WORK TO BE COMPLETED
From the entries below, please gather each line containing the string "Dollar".

PROVIDED RECORDS
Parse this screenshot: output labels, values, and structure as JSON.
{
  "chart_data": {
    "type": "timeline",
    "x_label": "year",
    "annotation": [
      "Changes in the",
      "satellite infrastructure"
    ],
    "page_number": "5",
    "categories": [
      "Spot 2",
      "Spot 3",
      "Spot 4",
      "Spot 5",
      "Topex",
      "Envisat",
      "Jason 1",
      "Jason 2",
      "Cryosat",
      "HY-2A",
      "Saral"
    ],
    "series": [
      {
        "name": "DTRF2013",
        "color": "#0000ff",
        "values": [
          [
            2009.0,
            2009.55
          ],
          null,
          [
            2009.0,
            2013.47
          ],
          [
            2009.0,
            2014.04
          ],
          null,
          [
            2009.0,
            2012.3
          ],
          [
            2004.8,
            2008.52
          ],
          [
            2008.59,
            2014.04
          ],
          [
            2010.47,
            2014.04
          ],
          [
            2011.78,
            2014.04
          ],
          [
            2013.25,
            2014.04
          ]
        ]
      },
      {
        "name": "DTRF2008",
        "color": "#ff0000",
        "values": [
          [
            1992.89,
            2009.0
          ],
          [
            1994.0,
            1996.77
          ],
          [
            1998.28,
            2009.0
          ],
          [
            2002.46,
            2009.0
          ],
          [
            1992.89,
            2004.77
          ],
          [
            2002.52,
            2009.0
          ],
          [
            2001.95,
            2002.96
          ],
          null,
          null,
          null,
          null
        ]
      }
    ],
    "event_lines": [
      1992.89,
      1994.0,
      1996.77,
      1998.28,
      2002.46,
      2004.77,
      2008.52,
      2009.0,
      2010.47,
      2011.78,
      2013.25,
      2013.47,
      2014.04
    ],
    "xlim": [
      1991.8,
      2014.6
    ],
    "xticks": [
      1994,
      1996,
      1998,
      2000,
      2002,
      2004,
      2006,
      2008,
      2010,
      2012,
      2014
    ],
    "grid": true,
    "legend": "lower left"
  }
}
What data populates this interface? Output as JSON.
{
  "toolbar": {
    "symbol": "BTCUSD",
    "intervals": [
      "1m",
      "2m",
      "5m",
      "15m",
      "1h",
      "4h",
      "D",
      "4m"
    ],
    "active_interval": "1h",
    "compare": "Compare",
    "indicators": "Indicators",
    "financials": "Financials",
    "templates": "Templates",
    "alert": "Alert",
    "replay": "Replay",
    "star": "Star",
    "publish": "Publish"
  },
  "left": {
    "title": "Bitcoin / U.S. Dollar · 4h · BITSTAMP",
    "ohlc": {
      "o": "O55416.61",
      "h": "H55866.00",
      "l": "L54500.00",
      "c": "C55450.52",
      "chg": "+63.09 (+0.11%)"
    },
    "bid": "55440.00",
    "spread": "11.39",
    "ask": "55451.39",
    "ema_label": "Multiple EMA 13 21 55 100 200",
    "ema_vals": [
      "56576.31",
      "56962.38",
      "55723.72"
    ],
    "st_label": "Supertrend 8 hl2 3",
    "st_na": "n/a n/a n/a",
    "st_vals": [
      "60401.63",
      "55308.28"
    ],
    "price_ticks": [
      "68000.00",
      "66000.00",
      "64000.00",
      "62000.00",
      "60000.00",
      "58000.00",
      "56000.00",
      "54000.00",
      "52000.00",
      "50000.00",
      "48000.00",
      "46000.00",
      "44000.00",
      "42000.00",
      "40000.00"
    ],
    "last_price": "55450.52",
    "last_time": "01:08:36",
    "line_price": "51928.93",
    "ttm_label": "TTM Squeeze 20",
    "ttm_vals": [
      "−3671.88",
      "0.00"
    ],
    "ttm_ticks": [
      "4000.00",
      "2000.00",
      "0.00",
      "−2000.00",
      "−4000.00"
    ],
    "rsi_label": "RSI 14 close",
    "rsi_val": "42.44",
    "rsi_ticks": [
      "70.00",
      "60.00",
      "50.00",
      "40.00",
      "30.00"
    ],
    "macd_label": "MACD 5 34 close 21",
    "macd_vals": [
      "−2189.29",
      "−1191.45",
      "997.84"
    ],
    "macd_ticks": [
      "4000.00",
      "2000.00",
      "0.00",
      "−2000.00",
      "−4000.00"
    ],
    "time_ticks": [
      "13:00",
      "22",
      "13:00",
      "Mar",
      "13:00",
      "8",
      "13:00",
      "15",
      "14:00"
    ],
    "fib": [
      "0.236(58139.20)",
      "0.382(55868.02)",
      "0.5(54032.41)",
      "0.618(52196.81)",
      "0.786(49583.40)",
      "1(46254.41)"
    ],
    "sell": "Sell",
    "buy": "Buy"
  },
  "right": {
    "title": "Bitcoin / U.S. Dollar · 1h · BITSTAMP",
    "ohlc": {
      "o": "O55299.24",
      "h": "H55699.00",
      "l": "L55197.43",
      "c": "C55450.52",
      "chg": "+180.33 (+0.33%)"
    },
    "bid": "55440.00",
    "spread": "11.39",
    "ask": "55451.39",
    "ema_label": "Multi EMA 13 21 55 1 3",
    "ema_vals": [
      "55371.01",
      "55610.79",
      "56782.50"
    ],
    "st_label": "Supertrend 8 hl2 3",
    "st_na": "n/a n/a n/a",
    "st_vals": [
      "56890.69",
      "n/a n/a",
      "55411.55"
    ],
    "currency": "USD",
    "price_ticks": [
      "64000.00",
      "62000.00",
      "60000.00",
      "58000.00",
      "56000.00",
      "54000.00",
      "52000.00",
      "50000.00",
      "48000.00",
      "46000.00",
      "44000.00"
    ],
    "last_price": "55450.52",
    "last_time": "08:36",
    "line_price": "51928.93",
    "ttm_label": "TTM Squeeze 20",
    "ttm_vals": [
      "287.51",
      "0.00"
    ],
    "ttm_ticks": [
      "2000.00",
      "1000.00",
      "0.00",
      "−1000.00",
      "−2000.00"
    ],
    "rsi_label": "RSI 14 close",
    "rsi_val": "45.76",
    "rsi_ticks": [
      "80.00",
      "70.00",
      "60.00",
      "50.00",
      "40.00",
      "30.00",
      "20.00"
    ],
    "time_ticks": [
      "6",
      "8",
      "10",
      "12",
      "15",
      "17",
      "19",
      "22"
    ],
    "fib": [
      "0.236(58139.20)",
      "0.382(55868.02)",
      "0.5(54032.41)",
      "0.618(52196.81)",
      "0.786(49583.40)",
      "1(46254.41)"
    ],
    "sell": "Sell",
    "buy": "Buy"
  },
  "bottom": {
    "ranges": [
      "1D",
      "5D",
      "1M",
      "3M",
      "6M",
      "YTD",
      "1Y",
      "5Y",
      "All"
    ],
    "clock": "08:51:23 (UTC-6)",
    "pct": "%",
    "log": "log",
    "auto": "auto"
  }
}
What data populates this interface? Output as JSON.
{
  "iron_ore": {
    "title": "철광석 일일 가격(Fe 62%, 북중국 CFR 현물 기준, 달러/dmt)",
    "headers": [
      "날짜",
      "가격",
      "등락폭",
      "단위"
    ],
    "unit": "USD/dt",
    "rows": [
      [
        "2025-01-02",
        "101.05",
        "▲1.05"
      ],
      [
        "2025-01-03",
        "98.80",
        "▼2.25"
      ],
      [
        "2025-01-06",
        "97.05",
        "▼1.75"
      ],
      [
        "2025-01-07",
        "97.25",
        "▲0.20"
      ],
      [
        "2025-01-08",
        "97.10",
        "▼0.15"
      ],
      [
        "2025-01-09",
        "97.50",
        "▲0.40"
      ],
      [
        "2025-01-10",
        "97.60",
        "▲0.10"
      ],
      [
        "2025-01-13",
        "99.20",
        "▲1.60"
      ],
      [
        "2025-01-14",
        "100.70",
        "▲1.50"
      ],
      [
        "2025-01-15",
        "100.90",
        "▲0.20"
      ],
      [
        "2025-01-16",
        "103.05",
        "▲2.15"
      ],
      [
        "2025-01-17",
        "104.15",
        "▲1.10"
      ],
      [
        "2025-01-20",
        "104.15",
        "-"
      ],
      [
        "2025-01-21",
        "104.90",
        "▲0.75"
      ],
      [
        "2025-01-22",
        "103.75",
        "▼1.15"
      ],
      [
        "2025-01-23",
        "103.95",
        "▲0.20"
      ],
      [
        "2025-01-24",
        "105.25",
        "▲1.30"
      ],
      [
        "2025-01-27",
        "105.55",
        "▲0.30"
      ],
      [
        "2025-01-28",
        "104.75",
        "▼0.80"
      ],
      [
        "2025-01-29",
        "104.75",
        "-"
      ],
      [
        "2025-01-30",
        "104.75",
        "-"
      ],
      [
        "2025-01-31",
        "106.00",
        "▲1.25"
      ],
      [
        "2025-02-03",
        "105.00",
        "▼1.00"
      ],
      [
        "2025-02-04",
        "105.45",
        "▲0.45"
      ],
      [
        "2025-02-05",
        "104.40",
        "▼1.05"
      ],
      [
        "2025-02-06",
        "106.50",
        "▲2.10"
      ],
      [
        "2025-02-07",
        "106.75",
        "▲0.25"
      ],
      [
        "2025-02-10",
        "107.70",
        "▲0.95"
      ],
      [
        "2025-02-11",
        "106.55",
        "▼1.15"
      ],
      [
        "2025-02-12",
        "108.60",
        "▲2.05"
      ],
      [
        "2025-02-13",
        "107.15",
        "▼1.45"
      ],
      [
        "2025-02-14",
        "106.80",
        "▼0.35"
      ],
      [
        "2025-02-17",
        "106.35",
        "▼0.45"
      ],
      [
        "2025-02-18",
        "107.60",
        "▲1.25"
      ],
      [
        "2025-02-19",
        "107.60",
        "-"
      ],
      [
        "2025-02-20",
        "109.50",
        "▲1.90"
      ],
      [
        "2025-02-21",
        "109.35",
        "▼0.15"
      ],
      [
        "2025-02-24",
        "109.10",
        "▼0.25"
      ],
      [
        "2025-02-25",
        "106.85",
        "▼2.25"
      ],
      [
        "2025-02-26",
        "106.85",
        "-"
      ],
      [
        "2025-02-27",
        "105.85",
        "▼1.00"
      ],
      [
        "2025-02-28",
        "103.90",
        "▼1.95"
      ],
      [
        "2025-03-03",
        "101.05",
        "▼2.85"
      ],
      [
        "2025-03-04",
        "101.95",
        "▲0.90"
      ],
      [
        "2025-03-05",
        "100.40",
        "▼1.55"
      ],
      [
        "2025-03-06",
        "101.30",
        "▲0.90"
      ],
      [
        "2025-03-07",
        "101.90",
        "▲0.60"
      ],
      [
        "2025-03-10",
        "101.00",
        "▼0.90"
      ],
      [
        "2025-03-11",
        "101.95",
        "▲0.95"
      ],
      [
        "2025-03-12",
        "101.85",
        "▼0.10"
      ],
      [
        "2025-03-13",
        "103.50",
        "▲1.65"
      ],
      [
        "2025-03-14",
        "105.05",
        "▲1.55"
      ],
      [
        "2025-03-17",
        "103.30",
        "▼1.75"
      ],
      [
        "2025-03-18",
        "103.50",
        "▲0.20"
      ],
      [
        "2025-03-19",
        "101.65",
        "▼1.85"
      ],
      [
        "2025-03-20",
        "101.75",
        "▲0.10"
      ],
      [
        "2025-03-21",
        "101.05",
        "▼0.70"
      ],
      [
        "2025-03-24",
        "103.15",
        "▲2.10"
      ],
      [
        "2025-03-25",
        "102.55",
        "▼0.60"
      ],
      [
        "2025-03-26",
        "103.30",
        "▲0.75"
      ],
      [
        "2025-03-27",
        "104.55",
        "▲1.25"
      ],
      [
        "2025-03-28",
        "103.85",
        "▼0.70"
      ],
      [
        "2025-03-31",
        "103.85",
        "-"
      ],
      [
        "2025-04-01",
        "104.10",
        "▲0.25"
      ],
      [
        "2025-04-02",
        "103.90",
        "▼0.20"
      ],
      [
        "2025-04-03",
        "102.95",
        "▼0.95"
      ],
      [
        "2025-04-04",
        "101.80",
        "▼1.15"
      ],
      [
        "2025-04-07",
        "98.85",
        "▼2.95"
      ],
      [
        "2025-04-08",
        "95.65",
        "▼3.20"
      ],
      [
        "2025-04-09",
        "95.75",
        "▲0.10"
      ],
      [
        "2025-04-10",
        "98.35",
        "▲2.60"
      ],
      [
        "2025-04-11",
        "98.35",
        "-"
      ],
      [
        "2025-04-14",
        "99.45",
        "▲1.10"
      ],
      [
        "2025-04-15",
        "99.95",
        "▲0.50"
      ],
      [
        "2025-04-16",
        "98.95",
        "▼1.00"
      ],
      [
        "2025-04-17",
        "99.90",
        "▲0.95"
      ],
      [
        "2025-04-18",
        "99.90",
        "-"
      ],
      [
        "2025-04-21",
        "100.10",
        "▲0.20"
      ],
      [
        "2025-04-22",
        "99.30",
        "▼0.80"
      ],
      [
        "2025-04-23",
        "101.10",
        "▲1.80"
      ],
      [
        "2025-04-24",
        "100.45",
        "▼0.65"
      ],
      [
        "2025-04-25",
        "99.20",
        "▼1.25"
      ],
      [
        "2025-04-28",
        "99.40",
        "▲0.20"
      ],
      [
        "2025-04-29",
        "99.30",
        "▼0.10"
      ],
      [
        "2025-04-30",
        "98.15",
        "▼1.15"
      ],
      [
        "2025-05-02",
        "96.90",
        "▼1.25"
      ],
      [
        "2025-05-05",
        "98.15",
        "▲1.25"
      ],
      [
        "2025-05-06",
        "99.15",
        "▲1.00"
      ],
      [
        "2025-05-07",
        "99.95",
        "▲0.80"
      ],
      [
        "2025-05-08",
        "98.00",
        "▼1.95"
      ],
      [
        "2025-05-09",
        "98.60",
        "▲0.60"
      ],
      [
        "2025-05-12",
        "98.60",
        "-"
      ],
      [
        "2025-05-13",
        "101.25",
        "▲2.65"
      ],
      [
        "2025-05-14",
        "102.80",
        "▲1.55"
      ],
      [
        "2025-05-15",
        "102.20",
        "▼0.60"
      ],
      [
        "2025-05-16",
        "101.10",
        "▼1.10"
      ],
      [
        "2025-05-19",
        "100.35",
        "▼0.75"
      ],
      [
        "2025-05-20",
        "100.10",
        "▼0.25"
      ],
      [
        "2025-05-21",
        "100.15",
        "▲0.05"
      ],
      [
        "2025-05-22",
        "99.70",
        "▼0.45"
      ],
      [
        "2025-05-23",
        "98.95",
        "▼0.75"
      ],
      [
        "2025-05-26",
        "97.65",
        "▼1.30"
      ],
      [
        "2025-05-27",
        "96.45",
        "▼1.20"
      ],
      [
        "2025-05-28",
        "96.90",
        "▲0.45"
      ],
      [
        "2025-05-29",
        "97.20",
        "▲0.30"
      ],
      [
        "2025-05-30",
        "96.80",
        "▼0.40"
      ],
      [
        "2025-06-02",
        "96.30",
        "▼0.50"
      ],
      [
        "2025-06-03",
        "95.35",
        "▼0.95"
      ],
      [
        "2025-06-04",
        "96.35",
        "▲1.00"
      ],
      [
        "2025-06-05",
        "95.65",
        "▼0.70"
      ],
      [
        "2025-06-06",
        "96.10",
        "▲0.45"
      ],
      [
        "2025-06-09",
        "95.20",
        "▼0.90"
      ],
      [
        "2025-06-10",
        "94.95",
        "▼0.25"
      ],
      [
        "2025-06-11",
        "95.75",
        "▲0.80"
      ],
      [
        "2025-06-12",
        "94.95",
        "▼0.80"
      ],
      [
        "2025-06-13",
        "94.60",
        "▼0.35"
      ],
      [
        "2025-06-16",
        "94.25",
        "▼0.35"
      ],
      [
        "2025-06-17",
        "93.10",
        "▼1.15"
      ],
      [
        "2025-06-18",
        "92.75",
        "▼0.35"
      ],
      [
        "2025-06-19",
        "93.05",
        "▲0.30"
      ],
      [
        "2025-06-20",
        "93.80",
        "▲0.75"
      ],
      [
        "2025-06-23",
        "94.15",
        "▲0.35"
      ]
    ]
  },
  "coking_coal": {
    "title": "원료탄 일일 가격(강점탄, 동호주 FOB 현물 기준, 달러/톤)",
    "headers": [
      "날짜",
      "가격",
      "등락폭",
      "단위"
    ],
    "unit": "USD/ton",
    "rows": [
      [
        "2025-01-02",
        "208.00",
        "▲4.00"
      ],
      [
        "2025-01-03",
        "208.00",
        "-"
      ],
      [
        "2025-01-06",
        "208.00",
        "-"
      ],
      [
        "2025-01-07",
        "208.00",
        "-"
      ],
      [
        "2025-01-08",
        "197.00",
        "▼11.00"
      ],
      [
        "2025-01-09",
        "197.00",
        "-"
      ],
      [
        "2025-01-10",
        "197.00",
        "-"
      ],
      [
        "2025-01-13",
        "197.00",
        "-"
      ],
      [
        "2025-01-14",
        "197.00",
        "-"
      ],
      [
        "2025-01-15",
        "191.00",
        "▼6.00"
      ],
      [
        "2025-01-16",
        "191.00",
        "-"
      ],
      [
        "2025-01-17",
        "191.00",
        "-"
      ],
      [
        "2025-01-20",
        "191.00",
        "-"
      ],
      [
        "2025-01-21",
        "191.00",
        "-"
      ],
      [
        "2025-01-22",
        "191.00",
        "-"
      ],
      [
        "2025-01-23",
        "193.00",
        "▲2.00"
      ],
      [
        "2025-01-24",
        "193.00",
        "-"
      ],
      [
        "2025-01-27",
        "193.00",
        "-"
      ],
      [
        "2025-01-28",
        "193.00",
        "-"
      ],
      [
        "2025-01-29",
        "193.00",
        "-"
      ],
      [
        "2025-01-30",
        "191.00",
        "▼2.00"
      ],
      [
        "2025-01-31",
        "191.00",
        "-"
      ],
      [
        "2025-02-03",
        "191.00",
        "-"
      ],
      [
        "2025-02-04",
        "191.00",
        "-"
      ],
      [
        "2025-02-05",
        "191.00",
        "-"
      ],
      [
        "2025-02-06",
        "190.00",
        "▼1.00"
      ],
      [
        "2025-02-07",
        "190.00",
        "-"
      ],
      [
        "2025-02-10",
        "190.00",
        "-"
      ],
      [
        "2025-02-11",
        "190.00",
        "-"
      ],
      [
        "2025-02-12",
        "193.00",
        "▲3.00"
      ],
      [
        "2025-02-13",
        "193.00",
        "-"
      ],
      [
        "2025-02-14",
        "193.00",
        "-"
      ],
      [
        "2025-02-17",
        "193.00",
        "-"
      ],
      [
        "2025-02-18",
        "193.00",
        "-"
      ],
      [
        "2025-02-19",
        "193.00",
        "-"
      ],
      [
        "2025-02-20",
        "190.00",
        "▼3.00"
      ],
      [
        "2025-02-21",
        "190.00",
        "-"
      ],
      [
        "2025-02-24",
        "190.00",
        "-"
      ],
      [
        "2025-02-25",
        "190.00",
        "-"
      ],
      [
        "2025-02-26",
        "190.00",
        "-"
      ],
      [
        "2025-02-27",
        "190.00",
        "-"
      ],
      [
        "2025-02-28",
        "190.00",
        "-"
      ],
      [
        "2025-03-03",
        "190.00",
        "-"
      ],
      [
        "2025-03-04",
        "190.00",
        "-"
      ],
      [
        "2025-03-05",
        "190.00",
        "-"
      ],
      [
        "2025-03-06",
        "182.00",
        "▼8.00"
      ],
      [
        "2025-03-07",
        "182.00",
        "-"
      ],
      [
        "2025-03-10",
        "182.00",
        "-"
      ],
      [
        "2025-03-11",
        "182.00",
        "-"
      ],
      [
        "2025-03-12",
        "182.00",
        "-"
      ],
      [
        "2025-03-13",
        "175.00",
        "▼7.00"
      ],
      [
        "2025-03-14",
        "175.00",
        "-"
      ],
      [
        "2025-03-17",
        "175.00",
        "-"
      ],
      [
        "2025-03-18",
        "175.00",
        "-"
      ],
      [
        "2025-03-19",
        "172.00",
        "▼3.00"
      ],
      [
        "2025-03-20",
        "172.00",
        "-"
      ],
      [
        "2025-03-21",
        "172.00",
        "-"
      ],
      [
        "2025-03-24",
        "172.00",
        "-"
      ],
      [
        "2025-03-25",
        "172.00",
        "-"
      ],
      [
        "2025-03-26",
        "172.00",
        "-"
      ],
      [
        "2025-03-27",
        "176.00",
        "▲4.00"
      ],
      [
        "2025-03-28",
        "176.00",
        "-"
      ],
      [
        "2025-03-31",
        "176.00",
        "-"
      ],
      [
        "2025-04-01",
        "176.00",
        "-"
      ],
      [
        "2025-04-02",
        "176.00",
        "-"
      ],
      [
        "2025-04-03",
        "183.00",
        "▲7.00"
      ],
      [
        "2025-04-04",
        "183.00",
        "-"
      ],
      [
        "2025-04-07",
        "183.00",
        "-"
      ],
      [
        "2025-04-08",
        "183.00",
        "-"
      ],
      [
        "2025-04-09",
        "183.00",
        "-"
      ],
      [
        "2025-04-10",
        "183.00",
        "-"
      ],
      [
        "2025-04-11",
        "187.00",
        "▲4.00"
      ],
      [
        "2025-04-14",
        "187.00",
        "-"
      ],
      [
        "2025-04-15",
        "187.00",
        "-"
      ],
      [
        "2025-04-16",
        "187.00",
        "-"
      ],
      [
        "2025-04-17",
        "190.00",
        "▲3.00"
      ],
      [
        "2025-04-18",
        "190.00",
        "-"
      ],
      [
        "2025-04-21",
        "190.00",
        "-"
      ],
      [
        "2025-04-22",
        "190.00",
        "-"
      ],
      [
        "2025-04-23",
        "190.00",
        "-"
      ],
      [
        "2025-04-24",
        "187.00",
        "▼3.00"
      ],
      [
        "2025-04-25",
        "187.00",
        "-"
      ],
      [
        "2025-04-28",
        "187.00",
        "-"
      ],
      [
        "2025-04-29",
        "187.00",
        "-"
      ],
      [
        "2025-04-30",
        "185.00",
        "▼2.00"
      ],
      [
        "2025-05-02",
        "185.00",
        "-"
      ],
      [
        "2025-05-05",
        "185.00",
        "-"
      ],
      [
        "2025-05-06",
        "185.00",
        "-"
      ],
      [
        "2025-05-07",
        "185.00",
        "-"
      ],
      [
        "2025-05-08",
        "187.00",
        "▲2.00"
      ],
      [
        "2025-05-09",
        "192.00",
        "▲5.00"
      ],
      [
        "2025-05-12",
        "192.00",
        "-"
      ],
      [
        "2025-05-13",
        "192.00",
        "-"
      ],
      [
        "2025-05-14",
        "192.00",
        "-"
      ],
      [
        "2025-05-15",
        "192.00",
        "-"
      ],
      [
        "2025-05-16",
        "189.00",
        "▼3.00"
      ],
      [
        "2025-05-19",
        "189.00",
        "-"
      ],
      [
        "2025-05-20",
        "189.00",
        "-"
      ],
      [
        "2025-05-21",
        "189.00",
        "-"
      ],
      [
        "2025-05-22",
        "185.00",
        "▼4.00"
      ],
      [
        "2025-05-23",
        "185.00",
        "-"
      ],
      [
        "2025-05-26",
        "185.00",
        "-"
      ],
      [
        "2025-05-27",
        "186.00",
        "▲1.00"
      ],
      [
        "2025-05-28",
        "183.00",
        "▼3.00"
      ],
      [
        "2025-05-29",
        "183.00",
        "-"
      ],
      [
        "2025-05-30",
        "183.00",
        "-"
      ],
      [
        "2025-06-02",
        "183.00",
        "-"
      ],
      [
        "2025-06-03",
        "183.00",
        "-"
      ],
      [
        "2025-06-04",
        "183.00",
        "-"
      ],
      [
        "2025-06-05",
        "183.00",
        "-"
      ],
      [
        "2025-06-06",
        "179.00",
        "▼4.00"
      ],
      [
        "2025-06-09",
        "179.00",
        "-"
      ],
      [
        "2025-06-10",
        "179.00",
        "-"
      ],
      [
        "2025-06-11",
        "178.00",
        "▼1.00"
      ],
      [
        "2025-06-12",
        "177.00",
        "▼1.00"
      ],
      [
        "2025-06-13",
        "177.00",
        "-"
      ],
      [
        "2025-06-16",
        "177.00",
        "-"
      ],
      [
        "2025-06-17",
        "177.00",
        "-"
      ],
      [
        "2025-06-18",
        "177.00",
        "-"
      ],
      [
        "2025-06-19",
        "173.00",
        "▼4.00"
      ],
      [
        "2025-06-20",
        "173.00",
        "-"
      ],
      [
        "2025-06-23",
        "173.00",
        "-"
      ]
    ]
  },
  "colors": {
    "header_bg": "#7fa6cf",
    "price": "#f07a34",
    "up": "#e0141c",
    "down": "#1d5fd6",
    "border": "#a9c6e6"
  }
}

ANSWER
    "title": "Bitcoin / U.S. Dollar · 4h · BITSTAMP",
    "title": "Bitcoin / U.S. Dollar · 1h · BITSTAMP",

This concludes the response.